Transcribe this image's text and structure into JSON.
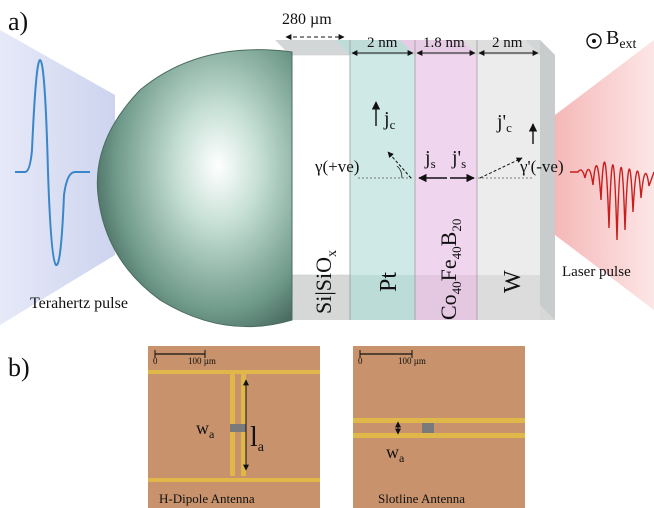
{
  "panel_a": {
    "label": "a)",
    "thickness_si": "280 µm",
    "thickness_pt": "2 nm",
    "thickness_cofeb": "1.8 nm",
    "thickness_w": "2 nm",
    "bext_main": "B",
    "bext_sub": "ext",
    "jc_main": "j",
    "jc_sub": "c",
    "jpc_main": "j'",
    "jpc_sub": "c",
    "js_main": "j",
    "js_sub": "s",
    "jps_main": "j'",
    "jps_sub": "s",
    "gamma": "γ(+ve)",
    "gamma_prime": "γ'(-ve)",
    "layer_si": "Si|SiO",
    "layer_si_sub": "x",
    "layer_pt": "Pt",
    "layer_co": "Co",
    "layer_co_sub": "40",
    "layer_fe": "Fe",
    "layer_fe_sub": "40",
    "layer_b": "B",
    "layer_b_sub": "20",
    "layer_w": "W",
    "terahertz_caption": "Terahertz pulse",
    "laser_caption": "Laser pulse",
    "colors": {
      "sio_face": "#ffffff",
      "pt_face": "#cfe9e6",
      "cofeb_face": "#efd6ee",
      "w_face": "#ececec",
      "slab_top": "#d3d6d6",
      "thz_wave": "#3a86c8",
      "laser_wave": "#c81e1e",
      "thz_beam": "#dde2f4",
      "laser_beam": "#f7c9c9"
    }
  },
  "panel_b": {
    "label": "b)",
    "left_photo": {
      "scale_label": "100 µm",
      "scale_zero": "0",
      "wa_main": "w",
      "wa_sub": "a",
      "la_main": "l",
      "la_sub": "a",
      "caption": "H-Dipole Antenna"
    },
    "right_photo": {
      "scale_label": "100 µm",
      "scale_zero": "0",
      "wa_main": "w",
      "wa_sub": "a",
      "caption": "Slotline Antenna"
    },
    "colors": {
      "substrate": "#c8936c",
      "gold": "#e0b84a"
    }
  }
}
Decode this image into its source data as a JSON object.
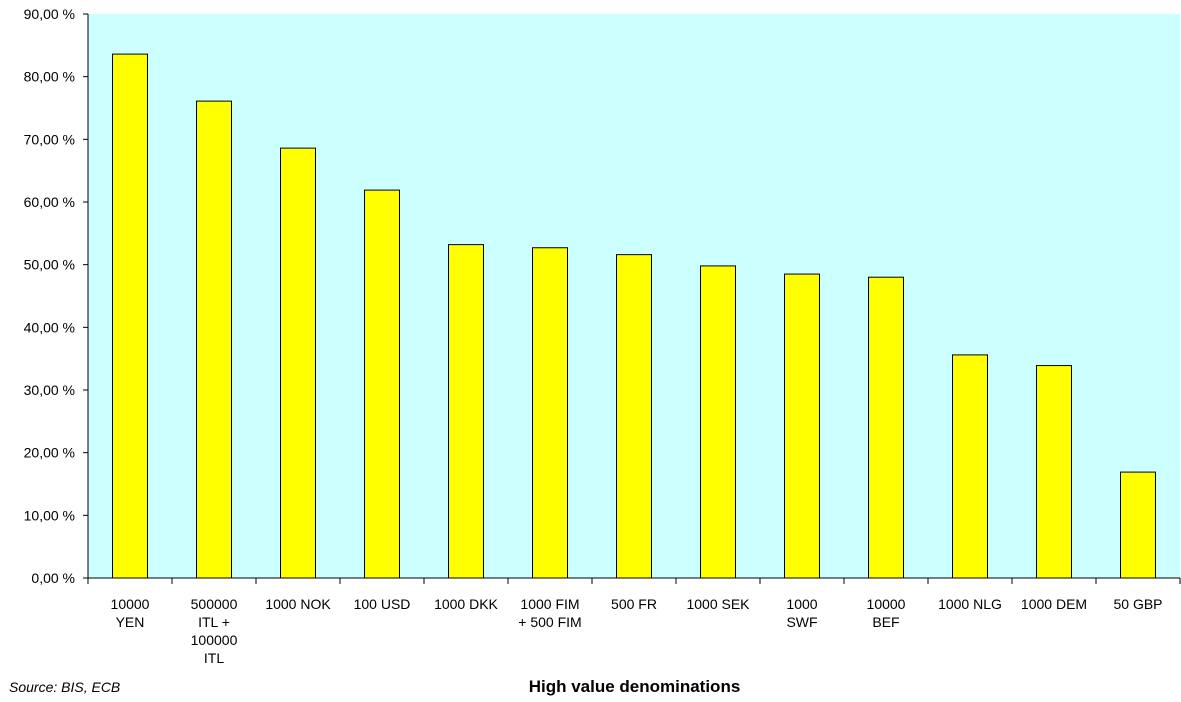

══════════

Stated exercise: Pictures are not part of the copy; output everything else in the records exactly.

Written solution:
Transcribe this image's text and structure into JSON.
{
  "panel_a": {
    "label": "a)",
    "thickness_si": "280 µm",
    "thickness_pt": "2 nm",
    "thickness_cofeb": "1.8 nm",
    "thickness_w": "2 nm",
    "bext_main": "B",
    "bext_sub": "ext",
    "jc_main": "j",
    "jc_sub": "c",
    "jpc_main": "j'",
    "jpc_sub": "c",
    "js_main": "j",
    "js_sub": "s",
    "jps_main": "j'",
    "jps_sub": "s",
    "gamma": "γ(+ve)",
    "gamma_prime": "γ'(-ve)",
    "layer_si": "Si|SiO",
    "layer_si_sub": "x",
    "layer_pt": "Pt",
    "layer_co": "Co",
    "layer_co_sub": "40",
    "layer_fe": "Fe",
    "layer_fe_sub": "40",
    "layer_b": "B",
    "layer_b_sub": "20",
    "layer_w": "W",
    "terahertz_caption": "Terahertz pulse",
    "laser_caption": "Laser pulse",
    "colors": {
      "sio_face": "#ffffff",
      "pt_face": "#cfe9e6",
      "cofeb_face": "#efd6ee",
      "w_face": "#ececec",
      "slab_top": "#d3d6d6",
      "thz_wave": "#3a86c8",
      "laser_wave": "#c81e1e",
      "thz_beam": "#dde2f4",
      "laser_beam": "#f7c9c9"
    }
  },
  "panel_b": {
    "label": "b)",
    "left_photo": {
      "scale_label": "100 µm",
      "scale_zero": "0",
      "wa_main": "w",
      "wa_sub": "a",
      "la_main": "l",
      "la_sub": "a",
      "caption": "H-Dipole Antenna"
    },
    "right_photo": {
      "scale_label": "100 µm",
      "scale_zero": "0",
      "wa_main": "w",
      "wa_sub": "a",
      "caption": "Slotline Antenna"
    },
    "colors": {
      "substrate": "#c8936c",
      "gold": "#e0b84a"
    }
  }
}
Decode this image into its source data as a JSON object.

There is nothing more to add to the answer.